### WHAT THE TASK ASKS
Say how many lines hold the string "Length", and nothing more.

### DATA SUPPLIED
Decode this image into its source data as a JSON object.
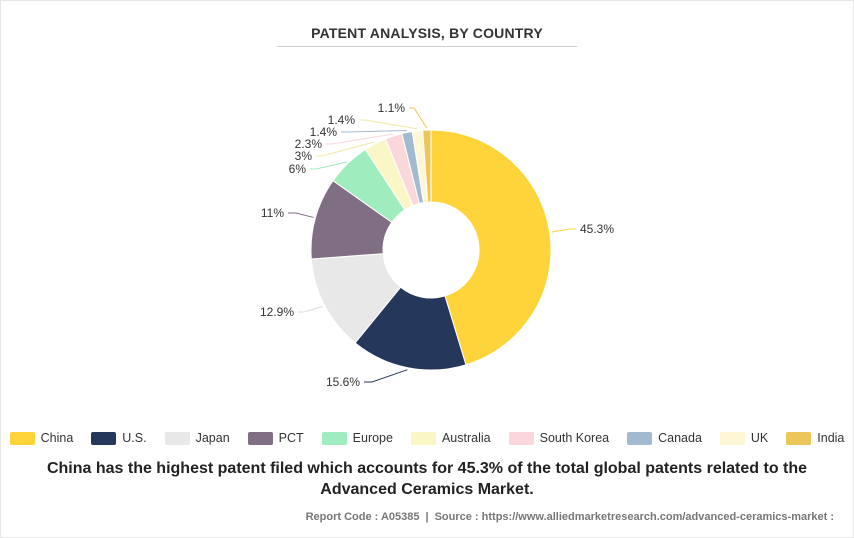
{
  "chart_data": {
    "type": "pie",
    "title": "PATENT ANALYSIS, BY COUNTRY",
    "categories": [
      "China",
      "U.S.",
      "Japan",
      "PCT",
      "Europe",
      "Australia",
      "South Korea",
      "Canada",
      "UK",
      "India"
    ],
    "values": [
      45.3,
      15.6,
      12.9,
      11,
      6,
      3,
      2.3,
      1.4,
      1.4,
      1.1
    ],
    "labels": [
      "45.3%",
      "15.6%",
      "12.9%",
      "11%",
      "6%",
      "3%",
      "2.3%",
      "1.4%",
      "1.4%",
      "1.1%"
    ],
    "colors": [
      "#FFD43B",
      "#25375A",
      "#E8E8E8",
      "#7F6E84",
      "#9FEDBE",
      "#FBF6C5",
      "#F9D7DA",
      "#A2BAD0",
      "#FEF6D5",
      "#EDC65B"
    ],
    "legend_position": "bottom",
    "donut": true
  },
  "caption": "China has the highest patent filed which accounts for 45.3% of the total global patents related to the Advanced Ceramics Market.",
  "footer": {
    "report_label": "Report Code : A05385",
    "separator": "|",
    "source_label": "Source : https://www.alliedmarketresearch.com/advanced-ceramics-market :"
  }
}
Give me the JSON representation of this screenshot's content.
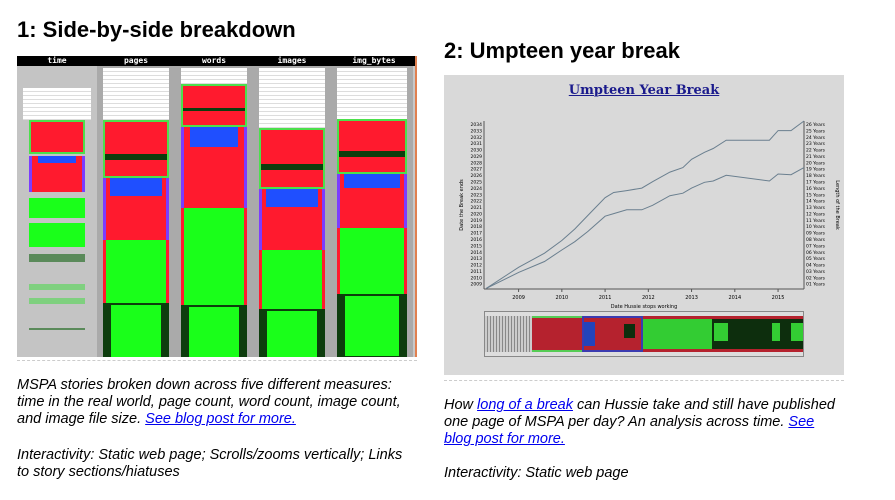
{
  "left": {
    "title": "1: Side-by-side breakdown",
    "columns": [
      "time",
      "pages",
      "words",
      "images",
      "img_bytes"
    ],
    "caption": "MSPA stories broken down across five different measures: time in the real world, page count, word count, image count, and image file size.",
    "link": "See blog post for more.",
    "interactivity": "Interactivity: Static web page; Scrolls/zooms vertically; Links to story sections/hiatuses"
  },
  "right": {
    "title": "2: Umpteen year break",
    "caption_pre": "How",
    "caption_link": "long of a break",
    "caption_post": "can Hussie take and still have published one page of MSPA per day? An analysis across time.",
    "link": "See blog post for more.",
    "interactivity": "Interactivity: Static web page"
  },
  "chart_data": {
    "type": "line",
    "title": "Umpteen Year Break",
    "xlabel": "Date Hussie stops working",
    "ylabel": "Date the Break ends",
    "y2label": "Length of the Break",
    "xticks": [
      "2009",
      "2010",
      "2011",
      "2012",
      "2013",
      "2014",
      "2015"
    ],
    "yticks": [
      "2009",
      "2010",
      "2011",
      "2012",
      "2013",
      "2014",
      "2015",
      "2016",
      "2017",
      "2018",
      "2019",
      "2020",
      "2021",
      "2022",
      "2023",
      "2024",
      "2025",
      "2026",
      "2027",
      "2028",
      "2029",
      "2030",
      "2031",
      "2032",
      "2033",
      "2034"
    ],
    "y2ticks": [
      "01 Years",
      "02 Years",
      "03 Years",
      "04 Years",
      "05 Years",
      "06 Years",
      "07 Years",
      "08 Years",
      "09 Years",
      "10 Years",
      "11 Years",
      "12 Years",
      "13 Years",
      "14 Years",
      "15 Years",
      "16 Years",
      "17 Years",
      "18 Years",
      "19 Years",
      "20 Years",
      "21 Years",
      "22 Years",
      "23 Years",
      "24 Years",
      "25 Years",
      "26 Years"
    ],
    "xlim": [
      2008.2,
      2015.6
    ],
    "ylim": [
      2008.2,
      2034.5
    ],
    "series": [
      {
        "name": "Date the Break ends",
        "x": [
          2008.25,
          2009,
          2009.6,
          2010,
          2010.3,
          2010.6,
          2011,
          2011.2,
          2011.5,
          2011.85,
          2012.1,
          2012.5,
          2012.8,
          2013,
          2013.3,
          2013.5,
          2013.8,
          2014.8,
          2015,
          2015.3,
          2015.6
        ],
        "y": [
          2008.3,
          2011.6,
          2013.8,
          2015.8,
          2017.6,
          2019.7,
          2022.5,
          2023.3,
          2023.6,
          2024,
          2025,
          2026.5,
          2027.2,
          2028.5,
          2029.6,
          2030.2,
          2031.5,
          2031.5,
          2033,
          2033,
          2034.5
        ]
      },
      {
        "name": "Length of the Break (years, +2008)",
        "x": [
          2008.25,
          2009,
          2009.6,
          2010,
          2010.3,
          2010.6,
          2011,
          2011.2,
          2011.5,
          2011.85,
          2012.1,
          2012.5,
          2012.8,
          2013,
          2013.3,
          2013.5,
          2013.8,
          2014.8,
          2015,
          2015.3,
          2015.6
        ],
        "y": [
          2008.3,
          2010.8,
          2012.5,
          2014.3,
          2015.6,
          2017.2,
          2019.6,
          2020,
          2020.6,
          2020.6,
          2021.3,
          2022.8,
          2023.2,
          2024,
          2024.9,
          2025.1,
          2026,
          2025.1,
          2026.2,
          2026.1,
          2027.2
        ]
      }
    ]
  },
  "colors": {
    "line": "#6a7f8f",
    "title": "#1a1a8c",
    "link": "#0000ee"
  }
}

### SOLUTION FOR THIS EXERCISE
2